Show every line where "JSON" occurs.

#### [TASK INPUTS]
***

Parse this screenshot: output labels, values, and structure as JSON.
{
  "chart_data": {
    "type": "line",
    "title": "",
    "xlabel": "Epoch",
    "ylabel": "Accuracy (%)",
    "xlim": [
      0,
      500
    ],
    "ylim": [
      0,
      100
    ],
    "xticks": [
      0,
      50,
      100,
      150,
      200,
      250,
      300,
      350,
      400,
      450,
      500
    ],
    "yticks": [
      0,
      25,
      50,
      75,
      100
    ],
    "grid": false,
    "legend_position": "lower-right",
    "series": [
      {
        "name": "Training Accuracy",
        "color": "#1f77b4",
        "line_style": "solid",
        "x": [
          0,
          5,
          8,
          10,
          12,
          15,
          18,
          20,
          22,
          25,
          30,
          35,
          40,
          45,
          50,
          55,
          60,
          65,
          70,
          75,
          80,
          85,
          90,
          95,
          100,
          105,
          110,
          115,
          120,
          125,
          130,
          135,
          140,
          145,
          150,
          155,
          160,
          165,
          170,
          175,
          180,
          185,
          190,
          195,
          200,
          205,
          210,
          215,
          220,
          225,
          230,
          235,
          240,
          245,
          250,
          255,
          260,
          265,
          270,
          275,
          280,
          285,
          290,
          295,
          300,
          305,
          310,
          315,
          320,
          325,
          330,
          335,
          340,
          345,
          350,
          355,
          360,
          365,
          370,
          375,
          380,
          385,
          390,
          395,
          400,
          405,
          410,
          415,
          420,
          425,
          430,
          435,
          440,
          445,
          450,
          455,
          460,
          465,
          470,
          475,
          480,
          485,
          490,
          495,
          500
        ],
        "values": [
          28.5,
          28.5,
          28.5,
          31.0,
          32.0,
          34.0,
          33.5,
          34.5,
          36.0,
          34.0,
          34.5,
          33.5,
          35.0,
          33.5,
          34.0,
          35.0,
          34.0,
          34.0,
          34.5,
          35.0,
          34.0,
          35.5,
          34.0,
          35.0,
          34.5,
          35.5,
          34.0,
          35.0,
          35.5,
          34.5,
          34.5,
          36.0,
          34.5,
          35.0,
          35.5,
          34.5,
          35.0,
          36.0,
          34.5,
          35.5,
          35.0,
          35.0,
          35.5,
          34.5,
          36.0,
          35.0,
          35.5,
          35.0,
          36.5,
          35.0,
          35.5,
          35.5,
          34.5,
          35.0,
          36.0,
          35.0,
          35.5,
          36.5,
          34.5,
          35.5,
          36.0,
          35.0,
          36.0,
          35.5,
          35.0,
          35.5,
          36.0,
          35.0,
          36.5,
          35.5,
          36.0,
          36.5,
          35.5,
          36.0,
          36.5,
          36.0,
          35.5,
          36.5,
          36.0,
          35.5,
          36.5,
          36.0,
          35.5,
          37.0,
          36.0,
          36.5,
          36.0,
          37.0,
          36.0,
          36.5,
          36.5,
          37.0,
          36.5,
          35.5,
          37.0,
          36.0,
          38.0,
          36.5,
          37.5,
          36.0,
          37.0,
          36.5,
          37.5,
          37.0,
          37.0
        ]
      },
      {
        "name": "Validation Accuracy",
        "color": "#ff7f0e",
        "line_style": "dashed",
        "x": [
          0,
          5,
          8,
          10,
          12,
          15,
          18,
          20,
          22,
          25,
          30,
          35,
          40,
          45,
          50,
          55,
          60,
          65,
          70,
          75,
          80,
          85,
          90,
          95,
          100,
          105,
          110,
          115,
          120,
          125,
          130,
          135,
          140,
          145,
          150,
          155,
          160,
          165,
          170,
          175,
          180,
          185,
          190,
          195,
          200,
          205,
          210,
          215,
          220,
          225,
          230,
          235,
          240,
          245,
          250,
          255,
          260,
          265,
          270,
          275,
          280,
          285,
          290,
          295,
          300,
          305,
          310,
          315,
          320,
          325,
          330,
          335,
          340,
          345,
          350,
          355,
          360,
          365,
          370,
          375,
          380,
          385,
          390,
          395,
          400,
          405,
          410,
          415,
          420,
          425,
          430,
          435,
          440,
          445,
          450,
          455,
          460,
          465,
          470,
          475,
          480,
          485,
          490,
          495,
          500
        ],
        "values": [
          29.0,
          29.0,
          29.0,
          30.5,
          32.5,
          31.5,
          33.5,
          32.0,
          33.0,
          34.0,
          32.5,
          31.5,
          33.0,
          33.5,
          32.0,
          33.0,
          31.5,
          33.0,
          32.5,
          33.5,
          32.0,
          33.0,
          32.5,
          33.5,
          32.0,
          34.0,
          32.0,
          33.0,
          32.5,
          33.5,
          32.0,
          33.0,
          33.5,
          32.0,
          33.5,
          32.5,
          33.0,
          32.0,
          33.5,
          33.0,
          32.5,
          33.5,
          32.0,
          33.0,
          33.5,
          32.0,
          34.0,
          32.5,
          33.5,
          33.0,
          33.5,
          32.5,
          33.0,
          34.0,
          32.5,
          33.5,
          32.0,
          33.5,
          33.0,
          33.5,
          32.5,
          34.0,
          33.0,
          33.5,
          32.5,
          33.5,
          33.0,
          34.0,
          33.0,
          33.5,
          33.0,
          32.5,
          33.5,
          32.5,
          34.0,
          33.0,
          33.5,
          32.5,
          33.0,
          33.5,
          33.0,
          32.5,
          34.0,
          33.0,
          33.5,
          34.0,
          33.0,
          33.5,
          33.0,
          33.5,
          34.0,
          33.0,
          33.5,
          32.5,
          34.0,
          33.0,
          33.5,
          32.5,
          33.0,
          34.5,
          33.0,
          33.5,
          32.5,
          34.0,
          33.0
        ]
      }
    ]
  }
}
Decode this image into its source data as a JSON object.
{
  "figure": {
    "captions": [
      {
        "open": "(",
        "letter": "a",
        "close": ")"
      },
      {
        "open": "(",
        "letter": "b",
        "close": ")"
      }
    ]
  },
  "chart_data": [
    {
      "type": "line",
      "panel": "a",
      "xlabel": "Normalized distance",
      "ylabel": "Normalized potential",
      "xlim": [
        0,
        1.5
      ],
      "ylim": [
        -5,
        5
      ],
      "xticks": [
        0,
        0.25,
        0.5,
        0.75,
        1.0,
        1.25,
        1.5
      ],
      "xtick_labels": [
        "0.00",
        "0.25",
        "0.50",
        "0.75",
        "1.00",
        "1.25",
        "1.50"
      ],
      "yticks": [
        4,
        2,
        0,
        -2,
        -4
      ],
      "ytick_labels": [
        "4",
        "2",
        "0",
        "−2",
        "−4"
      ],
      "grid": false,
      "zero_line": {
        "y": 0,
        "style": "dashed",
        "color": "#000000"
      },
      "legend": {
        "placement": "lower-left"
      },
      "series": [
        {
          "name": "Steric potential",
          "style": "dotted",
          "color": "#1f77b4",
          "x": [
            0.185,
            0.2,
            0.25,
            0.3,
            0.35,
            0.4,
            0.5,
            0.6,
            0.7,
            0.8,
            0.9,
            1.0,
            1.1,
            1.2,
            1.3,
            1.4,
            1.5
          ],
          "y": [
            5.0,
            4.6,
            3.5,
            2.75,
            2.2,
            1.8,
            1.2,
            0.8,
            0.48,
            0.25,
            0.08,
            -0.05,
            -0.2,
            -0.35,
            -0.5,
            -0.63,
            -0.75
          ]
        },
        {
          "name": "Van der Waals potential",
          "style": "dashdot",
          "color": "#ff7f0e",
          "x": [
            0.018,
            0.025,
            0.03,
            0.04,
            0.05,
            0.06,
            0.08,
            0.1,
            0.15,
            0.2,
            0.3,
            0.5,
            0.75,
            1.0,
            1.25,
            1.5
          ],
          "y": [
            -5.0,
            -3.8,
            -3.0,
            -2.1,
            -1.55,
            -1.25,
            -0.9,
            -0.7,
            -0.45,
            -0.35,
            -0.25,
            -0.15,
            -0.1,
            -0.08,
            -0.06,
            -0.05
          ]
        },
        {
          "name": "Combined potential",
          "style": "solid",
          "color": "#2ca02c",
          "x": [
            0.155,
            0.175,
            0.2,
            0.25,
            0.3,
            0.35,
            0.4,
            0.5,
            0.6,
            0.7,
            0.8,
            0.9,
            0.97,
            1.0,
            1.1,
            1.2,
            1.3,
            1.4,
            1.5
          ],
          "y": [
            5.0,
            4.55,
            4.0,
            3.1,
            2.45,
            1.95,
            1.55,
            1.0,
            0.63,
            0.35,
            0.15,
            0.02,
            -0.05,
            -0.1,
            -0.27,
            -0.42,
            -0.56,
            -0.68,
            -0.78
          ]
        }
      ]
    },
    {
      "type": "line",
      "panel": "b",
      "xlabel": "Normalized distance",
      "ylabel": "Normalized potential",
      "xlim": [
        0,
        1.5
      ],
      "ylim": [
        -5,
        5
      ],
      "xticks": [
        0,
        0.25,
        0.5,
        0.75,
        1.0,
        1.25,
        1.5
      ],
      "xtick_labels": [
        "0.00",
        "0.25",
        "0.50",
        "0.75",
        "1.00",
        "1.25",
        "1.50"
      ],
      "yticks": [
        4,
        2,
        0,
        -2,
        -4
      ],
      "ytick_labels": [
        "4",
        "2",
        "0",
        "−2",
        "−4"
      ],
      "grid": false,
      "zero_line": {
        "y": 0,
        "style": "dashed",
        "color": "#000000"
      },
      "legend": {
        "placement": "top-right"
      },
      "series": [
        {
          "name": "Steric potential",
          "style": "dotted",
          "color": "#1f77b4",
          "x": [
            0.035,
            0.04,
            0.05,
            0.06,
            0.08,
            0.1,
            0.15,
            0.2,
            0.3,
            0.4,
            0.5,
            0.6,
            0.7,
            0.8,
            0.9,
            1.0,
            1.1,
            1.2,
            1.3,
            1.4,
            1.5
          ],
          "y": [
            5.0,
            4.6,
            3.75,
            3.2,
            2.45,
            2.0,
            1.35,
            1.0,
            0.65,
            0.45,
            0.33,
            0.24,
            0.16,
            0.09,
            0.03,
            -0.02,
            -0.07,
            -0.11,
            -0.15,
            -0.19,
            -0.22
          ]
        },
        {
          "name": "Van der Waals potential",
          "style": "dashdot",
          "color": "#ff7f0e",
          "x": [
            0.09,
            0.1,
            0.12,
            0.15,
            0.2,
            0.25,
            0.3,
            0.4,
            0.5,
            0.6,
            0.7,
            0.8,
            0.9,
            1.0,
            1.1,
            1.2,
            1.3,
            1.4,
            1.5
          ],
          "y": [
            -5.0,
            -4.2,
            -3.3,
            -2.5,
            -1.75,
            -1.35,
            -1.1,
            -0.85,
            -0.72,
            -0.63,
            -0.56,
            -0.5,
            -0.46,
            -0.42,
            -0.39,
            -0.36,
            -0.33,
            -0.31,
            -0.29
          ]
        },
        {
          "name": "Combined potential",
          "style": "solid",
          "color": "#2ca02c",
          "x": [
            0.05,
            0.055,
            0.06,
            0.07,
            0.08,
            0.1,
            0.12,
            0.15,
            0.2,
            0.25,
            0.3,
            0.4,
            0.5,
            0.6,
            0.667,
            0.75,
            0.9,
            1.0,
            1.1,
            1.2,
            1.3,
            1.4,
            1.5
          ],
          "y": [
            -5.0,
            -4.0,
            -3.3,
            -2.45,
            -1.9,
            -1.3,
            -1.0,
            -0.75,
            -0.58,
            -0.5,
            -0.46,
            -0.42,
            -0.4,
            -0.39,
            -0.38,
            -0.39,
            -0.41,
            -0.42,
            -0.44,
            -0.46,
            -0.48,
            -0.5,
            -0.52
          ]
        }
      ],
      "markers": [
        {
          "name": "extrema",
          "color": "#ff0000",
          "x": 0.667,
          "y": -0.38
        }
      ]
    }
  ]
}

***

#### [RIGHT ANSWER]
Parse this screenshot: output labels, values, and structure as JSON.
Decode this image into its source data as a JSON object.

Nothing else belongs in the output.